◆ Source data
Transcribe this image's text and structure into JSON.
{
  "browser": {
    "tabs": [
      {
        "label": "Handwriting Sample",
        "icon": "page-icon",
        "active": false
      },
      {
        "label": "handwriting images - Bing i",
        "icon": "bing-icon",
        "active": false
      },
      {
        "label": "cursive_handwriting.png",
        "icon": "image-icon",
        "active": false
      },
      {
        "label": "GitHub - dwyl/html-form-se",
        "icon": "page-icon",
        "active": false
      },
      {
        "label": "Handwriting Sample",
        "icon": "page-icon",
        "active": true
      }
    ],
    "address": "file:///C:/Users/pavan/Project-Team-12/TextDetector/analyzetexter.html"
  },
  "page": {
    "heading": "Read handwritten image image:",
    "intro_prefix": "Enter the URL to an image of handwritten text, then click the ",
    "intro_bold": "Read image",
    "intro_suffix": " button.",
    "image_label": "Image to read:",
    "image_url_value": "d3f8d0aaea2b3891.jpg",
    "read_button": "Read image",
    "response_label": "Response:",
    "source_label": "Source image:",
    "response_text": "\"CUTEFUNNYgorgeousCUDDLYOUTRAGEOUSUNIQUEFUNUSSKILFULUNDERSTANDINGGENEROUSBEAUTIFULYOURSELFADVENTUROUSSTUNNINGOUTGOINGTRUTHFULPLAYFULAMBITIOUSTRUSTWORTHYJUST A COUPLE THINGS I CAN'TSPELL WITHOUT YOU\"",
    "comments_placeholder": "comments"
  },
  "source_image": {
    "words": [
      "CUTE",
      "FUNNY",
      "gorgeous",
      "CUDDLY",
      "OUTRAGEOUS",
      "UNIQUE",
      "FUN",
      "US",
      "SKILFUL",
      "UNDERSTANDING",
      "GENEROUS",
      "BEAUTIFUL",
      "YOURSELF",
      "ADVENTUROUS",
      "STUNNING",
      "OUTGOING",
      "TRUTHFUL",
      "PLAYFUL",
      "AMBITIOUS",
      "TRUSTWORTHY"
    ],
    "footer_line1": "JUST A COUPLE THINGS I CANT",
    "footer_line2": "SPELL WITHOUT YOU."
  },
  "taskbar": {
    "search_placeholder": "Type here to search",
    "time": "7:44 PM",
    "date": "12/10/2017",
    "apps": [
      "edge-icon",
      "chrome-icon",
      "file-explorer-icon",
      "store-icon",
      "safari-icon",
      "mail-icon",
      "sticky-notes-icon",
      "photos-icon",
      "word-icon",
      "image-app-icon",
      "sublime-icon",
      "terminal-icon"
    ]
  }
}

◆ Written instruction
Extract every line from the records above that contains the word "handwritten".

◆ Complete response
    "heading": "Read handwritten image image:",
    "intro_prefix": "Enter the URL to an image of handwritten text, then click the ",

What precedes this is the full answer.